Stored dataset items

* * * * *

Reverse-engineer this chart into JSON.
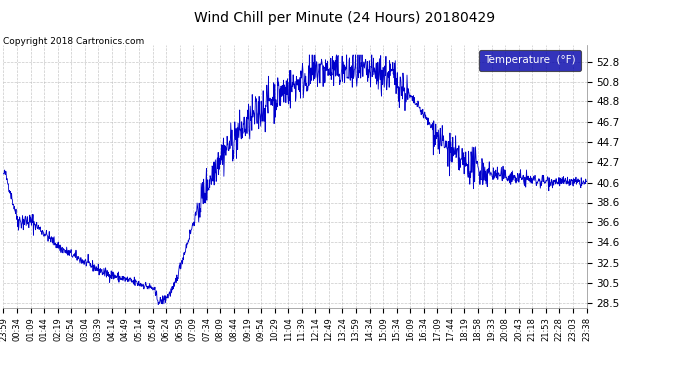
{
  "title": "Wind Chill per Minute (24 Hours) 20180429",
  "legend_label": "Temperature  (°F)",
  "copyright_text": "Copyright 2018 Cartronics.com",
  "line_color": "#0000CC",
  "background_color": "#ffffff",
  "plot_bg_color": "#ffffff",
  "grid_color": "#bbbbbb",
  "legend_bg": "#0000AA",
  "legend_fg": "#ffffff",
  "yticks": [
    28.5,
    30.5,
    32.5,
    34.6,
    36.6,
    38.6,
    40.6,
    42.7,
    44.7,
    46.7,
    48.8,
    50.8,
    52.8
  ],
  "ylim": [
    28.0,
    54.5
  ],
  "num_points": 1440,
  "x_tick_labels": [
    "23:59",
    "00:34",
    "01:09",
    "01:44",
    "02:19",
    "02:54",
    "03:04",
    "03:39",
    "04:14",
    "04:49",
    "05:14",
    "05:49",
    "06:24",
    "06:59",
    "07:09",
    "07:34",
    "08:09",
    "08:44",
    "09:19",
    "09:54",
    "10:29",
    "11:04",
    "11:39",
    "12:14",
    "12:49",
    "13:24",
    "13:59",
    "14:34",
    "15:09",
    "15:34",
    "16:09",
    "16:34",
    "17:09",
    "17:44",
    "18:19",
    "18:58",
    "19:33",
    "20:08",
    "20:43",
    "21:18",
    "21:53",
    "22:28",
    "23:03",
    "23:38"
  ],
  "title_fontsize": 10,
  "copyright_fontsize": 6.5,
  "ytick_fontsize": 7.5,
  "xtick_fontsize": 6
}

* * * * *

_GIVEN TASK_:
Omit the images and transcribe all of the records above word for word.

_COMPLETE OUTPUT_:
Reverse-engineer this chart into JSON.
{
  "title": "Wind Chill per Minute (24 Hours) 20180429",
  "legend_label": "Temperature  (°F)",
  "copyright_text": "Copyright 2018 Cartronics.com",
  "line_color": "#0000CC",
  "background_color": "#ffffff",
  "plot_bg_color": "#ffffff",
  "grid_color": "#bbbbbb",
  "legend_bg": "#0000AA",
  "legend_fg": "#ffffff",
  "yticks": [
    28.5,
    30.5,
    32.5,
    34.6,
    36.6,
    38.6,
    40.6,
    42.7,
    44.7,
    46.7,
    48.8,
    50.8,
    52.8
  ],
  "ylim": [
    28.0,
    54.5
  ],
  "num_points": 1440,
  "x_tick_labels": [
    "23:59",
    "00:34",
    "01:09",
    "01:44",
    "02:19",
    "02:54",
    "03:04",
    "03:39",
    "04:14",
    "04:49",
    "05:14",
    "05:49",
    "06:24",
    "06:59",
    "07:09",
    "07:34",
    "08:09",
    "08:44",
    "09:19",
    "09:54",
    "10:29",
    "11:04",
    "11:39",
    "12:14",
    "12:49",
    "13:24",
    "13:59",
    "14:34",
    "15:09",
    "15:34",
    "16:09",
    "16:34",
    "17:09",
    "17:44",
    "18:19",
    "18:58",
    "19:33",
    "20:08",
    "20:43",
    "21:18",
    "21:53",
    "22:28",
    "23:03",
    "23:38"
  ],
  "title_fontsize": 10,
  "copyright_fontsize": 6.5,
  "ytick_fontsize": 7.5,
  "xtick_fontsize": 6
}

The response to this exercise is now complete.